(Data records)
============================================================

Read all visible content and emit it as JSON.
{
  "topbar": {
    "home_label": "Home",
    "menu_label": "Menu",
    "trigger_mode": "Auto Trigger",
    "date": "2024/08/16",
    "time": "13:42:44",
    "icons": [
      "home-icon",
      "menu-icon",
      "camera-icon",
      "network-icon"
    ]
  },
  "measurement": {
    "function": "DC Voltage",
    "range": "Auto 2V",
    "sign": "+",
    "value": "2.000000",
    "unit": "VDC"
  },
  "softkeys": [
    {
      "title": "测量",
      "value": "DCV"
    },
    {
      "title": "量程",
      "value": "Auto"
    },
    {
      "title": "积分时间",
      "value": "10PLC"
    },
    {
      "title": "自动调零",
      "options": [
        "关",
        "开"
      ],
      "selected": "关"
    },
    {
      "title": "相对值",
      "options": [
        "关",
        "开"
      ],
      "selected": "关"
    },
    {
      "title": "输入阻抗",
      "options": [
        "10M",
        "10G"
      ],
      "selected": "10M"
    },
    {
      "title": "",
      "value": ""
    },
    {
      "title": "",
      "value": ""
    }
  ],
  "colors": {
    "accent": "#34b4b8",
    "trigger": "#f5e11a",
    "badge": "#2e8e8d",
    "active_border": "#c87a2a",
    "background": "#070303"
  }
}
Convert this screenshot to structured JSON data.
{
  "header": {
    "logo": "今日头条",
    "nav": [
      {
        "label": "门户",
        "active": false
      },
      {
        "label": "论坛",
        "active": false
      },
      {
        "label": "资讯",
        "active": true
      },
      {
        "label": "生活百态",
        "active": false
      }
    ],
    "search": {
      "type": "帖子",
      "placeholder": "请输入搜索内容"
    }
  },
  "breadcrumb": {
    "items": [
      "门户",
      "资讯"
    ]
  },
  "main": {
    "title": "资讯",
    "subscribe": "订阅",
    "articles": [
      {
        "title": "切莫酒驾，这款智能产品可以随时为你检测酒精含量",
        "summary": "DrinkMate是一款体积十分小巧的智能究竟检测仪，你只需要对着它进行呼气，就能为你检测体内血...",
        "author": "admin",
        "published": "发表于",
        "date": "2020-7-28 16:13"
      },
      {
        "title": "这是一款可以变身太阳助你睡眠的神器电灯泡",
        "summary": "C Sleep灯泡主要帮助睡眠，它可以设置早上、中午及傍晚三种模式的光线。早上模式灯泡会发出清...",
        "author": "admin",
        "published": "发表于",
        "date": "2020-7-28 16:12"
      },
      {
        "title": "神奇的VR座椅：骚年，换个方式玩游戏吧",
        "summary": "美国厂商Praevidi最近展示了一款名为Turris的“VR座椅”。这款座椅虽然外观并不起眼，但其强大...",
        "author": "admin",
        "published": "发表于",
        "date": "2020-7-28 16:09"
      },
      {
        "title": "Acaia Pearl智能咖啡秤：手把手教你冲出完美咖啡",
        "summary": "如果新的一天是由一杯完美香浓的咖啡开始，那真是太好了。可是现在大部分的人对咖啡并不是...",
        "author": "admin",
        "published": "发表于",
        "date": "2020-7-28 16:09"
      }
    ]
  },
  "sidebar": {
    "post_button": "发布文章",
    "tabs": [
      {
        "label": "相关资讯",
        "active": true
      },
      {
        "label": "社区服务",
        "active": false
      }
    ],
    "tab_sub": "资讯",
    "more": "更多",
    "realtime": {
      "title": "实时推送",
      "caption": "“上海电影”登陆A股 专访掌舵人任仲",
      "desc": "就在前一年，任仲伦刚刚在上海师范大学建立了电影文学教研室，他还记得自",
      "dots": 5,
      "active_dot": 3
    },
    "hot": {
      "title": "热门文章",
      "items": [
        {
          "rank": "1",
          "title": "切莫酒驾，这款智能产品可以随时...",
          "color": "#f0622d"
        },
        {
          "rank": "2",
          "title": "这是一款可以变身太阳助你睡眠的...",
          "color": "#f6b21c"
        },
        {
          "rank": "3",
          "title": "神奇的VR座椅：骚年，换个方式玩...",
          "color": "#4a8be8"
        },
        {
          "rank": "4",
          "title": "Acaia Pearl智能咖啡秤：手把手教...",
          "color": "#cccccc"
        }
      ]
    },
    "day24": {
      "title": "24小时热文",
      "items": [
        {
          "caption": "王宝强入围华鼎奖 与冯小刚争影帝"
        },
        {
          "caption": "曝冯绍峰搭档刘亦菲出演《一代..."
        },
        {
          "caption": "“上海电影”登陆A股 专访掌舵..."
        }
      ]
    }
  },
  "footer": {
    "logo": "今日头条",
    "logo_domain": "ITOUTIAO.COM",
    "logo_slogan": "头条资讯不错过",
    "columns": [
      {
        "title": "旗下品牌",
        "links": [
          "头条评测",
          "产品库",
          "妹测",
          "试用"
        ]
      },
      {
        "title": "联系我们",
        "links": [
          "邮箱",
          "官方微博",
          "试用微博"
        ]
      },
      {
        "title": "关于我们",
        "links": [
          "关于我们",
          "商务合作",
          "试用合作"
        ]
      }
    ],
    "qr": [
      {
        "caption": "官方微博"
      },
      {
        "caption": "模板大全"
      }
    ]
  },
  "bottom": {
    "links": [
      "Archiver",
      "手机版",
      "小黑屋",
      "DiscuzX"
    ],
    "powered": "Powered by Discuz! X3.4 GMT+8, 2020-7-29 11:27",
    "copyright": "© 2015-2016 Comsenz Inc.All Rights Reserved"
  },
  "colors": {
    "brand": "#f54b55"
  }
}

============================================================

■ **Objective**:
Write the listing out again, exactly as shown above.

■ **Finished task**:
Read all visible content and emit it as JSON.
{
  "topbar": {
    "home_label": "Home",
    "menu_label": "Menu",
    "trigger_mode": "Auto Trigger",
    "date": "2024/08/16",
    "time": "13:42:44",
    "icons": [
      "home-icon",
      "menu-icon",
      "camera-icon",
      "network-icon"
    ]
  },
  "measurement": {
    "function": "DC Voltage",
    "range": "Auto 2V",
    "sign": "+",
    "value": "2.000000",
    "unit": "VDC"
  },
  "softkeys": [
    {
      "title": "测量",
      "value": "DCV"
    },
    {
      "title": "量程",
      "value": "Auto"
    },
    {
      "title": "积分时间",
      "value": "10PLC"
    },
    {
      "title": "自动调零",
      "options": [
        "关",
        "开"
      ],
      "selected": "关"
    },
    {
      "title": "相对值",
      "options": [
        "关",
        "开"
      ],
      "selected": "关"
    },
    {
      "title": "输入阻抗",
      "options": [
        "10M",
        "10G"
      ],
      "selected": "10M"
    },
    {
      "title": "",
      "value": ""
    },
    {
      "title": "",
      "value": ""
    }
  ],
  "colors": {
    "accent": "#34b4b8",
    "trigger": "#f5e11a",
    "badge": "#2e8e8d",
    "active_border": "#c87a2a",
    "background": "#070303"
  }
}
Convert this screenshot to structured JSON data.
{
  "header": {
    "logo": "今日头条",
    "nav": [
      {
        "label": "门户",
        "active": false
      },
      {
        "label": "论坛",
        "active": false
      },
      {
        "label": "资讯",
        "active": true
      },
      {
        "label": "生活百态",
        "active": false
      }
    ],
    "search": {
      "type": "帖子",
      "placeholder": "请输入搜索内容"
    }
  },
  "breadcrumb": {
    "items": [
      "门户",
      "资讯"
    ]
  },
  "main": {
    "title": "资讯",
    "subscribe": "订阅",
    "articles": [
      {
        "title": "切莫酒驾，这款智能产品可以随时为你检测酒精含量",
        "summary": "DrinkMate是一款体积十分小巧的智能究竟检测仪，你只需要对着它进行呼气，就能为你检测体内血...",
        "author": "admin",
        "published": "发表于",
        "date": "2020-7-28 16:13"
      },
      {
        "title": "这是一款可以变身太阳助你睡眠的神器电灯泡",
        "summary": "C Sleep灯泡主要帮助睡眠，它可以设置早上、中午及傍晚三种模式的光线。早上模式灯泡会发出清...",
        "author": "admin",
        "published": "发表于",
        "date": "2020-7-28 16:12"
      },
      {
        "title": "神奇的VR座椅：骚年，换个方式玩游戏吧",
        "summary": "美国厂商Praevidi最近展示了一款名为Turris的“VR座椅”。这款座椅虽然外观并不起眼，但其强大...",
        "author": "admin",
        "published": "发表于",
        "date": "2020-7-28 16:09"
      },
      {
        "title": "Acaia Pearl智能咖啡秤：手把手教你冲出完美咖啡",
        "summary": "如果新的一天是由一杯完美香浓的咖啡开始，那真是太好了。可是现在大部分的人对咖啡并不是...",
        "author": "admin",
        "published": "发表于",
        "date": "2020-7-28 16:09"
      }
    ]
  },
  "sidebar": {
    "post_button": "发布文章",
    "tabs": [
      {
        "label": "相关资讯",
        "active": true
      },
      {
        "label": "社区服务",
        "active": false
      }
    ],
    "tab_sub": "资讯",
    "more": "更多",
    "realtime": {
      "title": "实时推送",
      "caption": "“上海电影”登陆A股 专访掌舵人任仲",
      "desc": "就在前一年，任仲伦刚刚在上海师范大学建立了电影文学教研室，他还记得自",
      "dots": 5,
      "active_dot": 3
    },
    "hot": {
      "title": "热门文章",
      "items": [
        {
          "rank": "1",
          "title": "切莫酒驾，这款智能产品可以随时...",
          "color": "#f0622d"
        },
        {
          "rank": "2",
          "title": "这是一款可以变身太阳助你睡眠的...",
          "color": "#f6b21c"
        },
        {
          "rank": "3",
          "title": "神奇的VR座椅：骚年，换个方式玩...",
          "color": "#4a8be8"
        },
        {
          "rank": "4",
          "title": "Acaia Pearl智能咖啡秤：手把手教...",
          "color": "#cccccc"
        }
      ]
    },
    "day24": {
      "title": "24小时热文",
      "items": [
        {
          "caption": "王宝强入围华鼎奖 与冯小刚争影帝"
        },
        {
          "caption": "曝冯绍峰搭档刘亦菲出演《一代..."
        },
        {
          "caption": "“上海电影”登陆A股 专访掌舵..."
        }
      ]
    }
  },
  "footer": {
    "logo": "今日头条",
    "logo_domain": "ITOUTIAO.COM",
    "logo_slogan": "头条资讯不错过",
    "columns": [
      {
        "title": "旗下品牌",
        "links": [
          "头条评测",
          "产品库",
          "妹测",
          "试用"
        ]
      },
      {
        "title": "联系我们",
        "links": [
          "邮箱",
          "官方微博",
          "试用微博"
        ]
      },
      {
        "title": "关于我们",
        "links": [
          "关于我们",
          "商务合作",
          "试用合作"
        ]
      }
    ],
    "qr": [
      {
        "caption": "官方微博"
      },
      {
        "caption": "模板大全"
      }
    ]
  },
  "bottom": {
    "links": [
      "Archiver",
      "手机版",
      "小黑屋",
      "DiscuzX"
    ],
    "powered": "Powered by Discuz! X3.4 GMT+8, 2020-7-29 11:27",
    "copyright": "© 2015-2016 Comsenz Inc.All Rights Reserved"
  },
  "colors": {
    "brand": "#f54b55"
  }
}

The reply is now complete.